§ **SET EXERCISE**
Look through the records below, count the lines with the word "column", and reply with only the number.

═════ MATERIAL FOR THE TASK ═════

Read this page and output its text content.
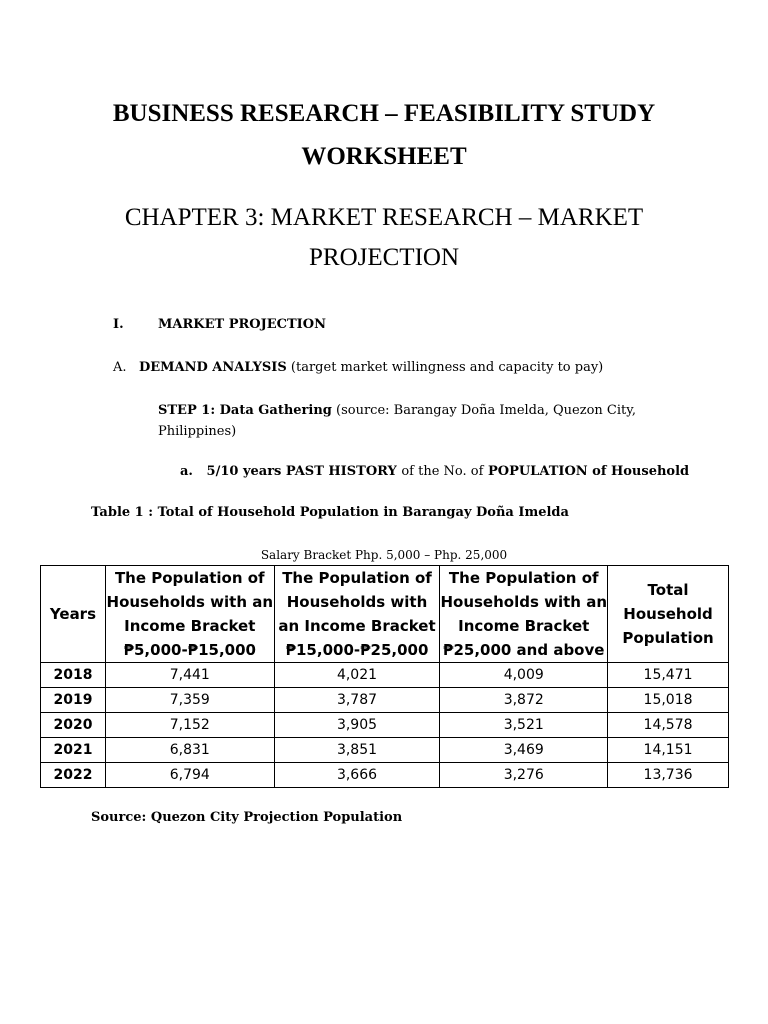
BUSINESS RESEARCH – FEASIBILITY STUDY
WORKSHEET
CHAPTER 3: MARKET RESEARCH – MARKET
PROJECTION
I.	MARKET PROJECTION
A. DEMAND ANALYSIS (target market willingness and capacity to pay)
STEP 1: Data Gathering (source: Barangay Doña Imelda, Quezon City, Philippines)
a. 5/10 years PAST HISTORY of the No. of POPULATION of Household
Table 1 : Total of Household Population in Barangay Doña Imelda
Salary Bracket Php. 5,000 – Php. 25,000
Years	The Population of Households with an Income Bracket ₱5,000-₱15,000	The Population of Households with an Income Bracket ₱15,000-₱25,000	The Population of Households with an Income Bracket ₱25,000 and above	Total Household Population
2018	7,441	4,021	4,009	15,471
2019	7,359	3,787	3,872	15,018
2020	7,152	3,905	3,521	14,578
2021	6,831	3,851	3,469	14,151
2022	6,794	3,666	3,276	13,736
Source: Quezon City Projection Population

═════
═════ MATERIAL FOR THE TASK ═════

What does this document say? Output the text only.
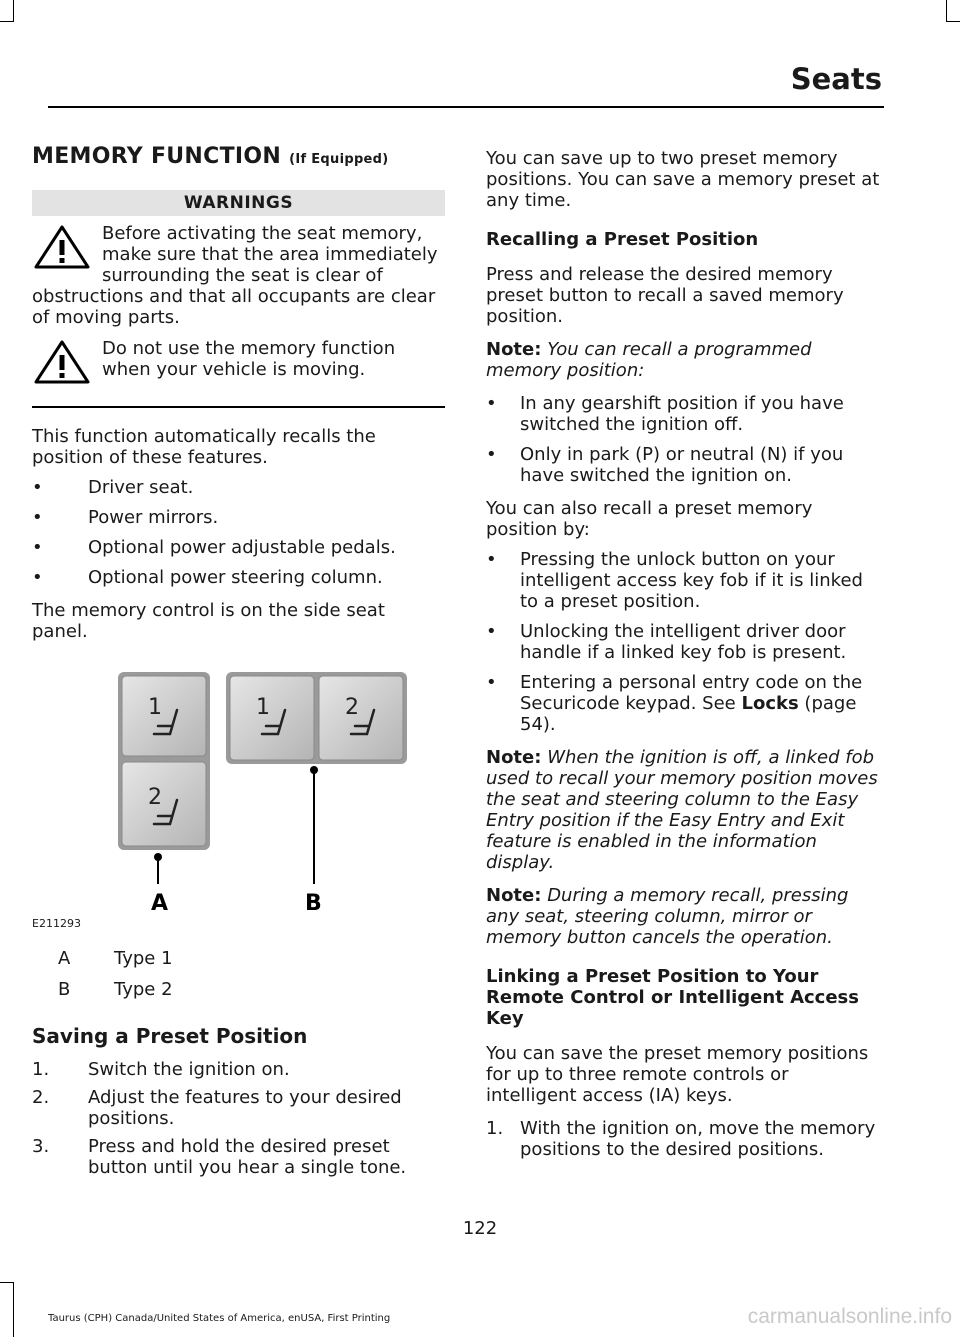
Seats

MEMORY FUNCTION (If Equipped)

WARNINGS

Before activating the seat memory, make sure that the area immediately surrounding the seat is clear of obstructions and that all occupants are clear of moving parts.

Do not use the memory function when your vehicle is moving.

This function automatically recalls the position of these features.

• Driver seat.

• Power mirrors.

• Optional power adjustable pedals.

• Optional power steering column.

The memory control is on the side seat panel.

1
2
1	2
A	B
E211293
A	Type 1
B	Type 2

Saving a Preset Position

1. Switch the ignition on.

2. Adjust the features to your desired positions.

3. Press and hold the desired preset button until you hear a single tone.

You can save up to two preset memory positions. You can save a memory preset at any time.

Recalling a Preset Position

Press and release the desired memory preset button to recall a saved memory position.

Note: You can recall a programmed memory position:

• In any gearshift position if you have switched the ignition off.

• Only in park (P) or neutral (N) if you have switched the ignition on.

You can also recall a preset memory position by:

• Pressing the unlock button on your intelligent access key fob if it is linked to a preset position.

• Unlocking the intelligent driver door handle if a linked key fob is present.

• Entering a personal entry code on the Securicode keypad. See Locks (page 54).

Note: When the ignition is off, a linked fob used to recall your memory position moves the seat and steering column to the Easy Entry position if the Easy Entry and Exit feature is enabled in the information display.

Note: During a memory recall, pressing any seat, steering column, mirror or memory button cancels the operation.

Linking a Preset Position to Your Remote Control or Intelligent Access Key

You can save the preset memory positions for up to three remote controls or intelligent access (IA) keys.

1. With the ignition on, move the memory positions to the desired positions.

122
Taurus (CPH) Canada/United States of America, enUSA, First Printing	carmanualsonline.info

═════
═════ MATERIAL FOR THE TASK ═════

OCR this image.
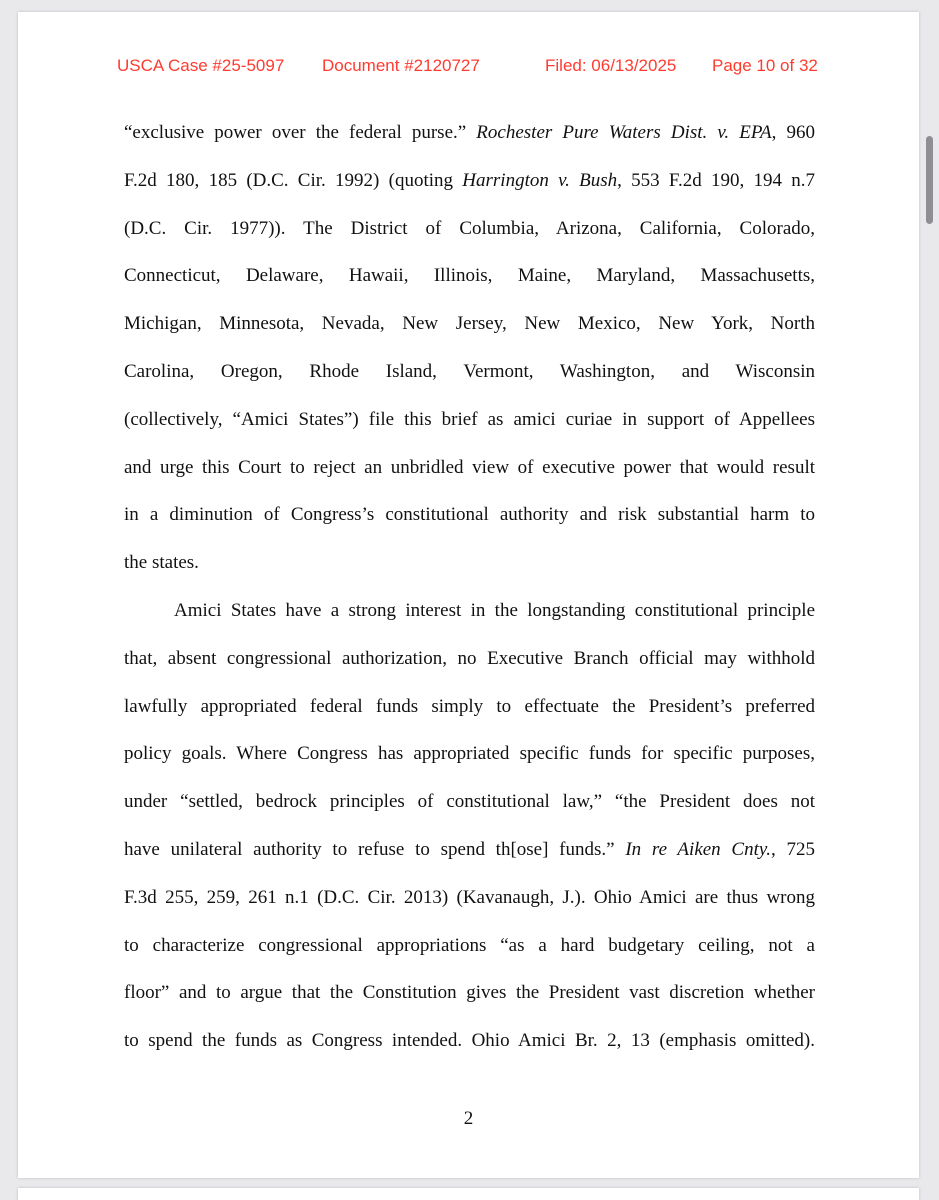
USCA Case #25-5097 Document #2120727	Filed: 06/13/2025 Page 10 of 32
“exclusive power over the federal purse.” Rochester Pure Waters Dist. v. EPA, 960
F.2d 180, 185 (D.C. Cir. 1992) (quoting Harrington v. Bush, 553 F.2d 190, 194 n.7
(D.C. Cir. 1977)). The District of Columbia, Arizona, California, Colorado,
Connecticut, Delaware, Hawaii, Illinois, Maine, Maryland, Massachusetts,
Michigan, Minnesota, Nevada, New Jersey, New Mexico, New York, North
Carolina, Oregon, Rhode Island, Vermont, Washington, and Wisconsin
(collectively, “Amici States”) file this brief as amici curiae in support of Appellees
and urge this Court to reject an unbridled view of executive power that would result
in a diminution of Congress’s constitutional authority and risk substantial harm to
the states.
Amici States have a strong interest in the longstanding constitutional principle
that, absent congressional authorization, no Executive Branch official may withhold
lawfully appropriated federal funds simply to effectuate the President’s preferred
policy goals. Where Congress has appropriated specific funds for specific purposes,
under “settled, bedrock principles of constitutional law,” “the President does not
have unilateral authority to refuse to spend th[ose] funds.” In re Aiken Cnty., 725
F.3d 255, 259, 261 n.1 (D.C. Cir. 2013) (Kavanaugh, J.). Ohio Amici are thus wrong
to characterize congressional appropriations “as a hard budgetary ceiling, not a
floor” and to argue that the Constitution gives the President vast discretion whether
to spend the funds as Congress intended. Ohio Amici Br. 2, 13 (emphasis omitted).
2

═════

§ **EXPECTED ANSWER**
3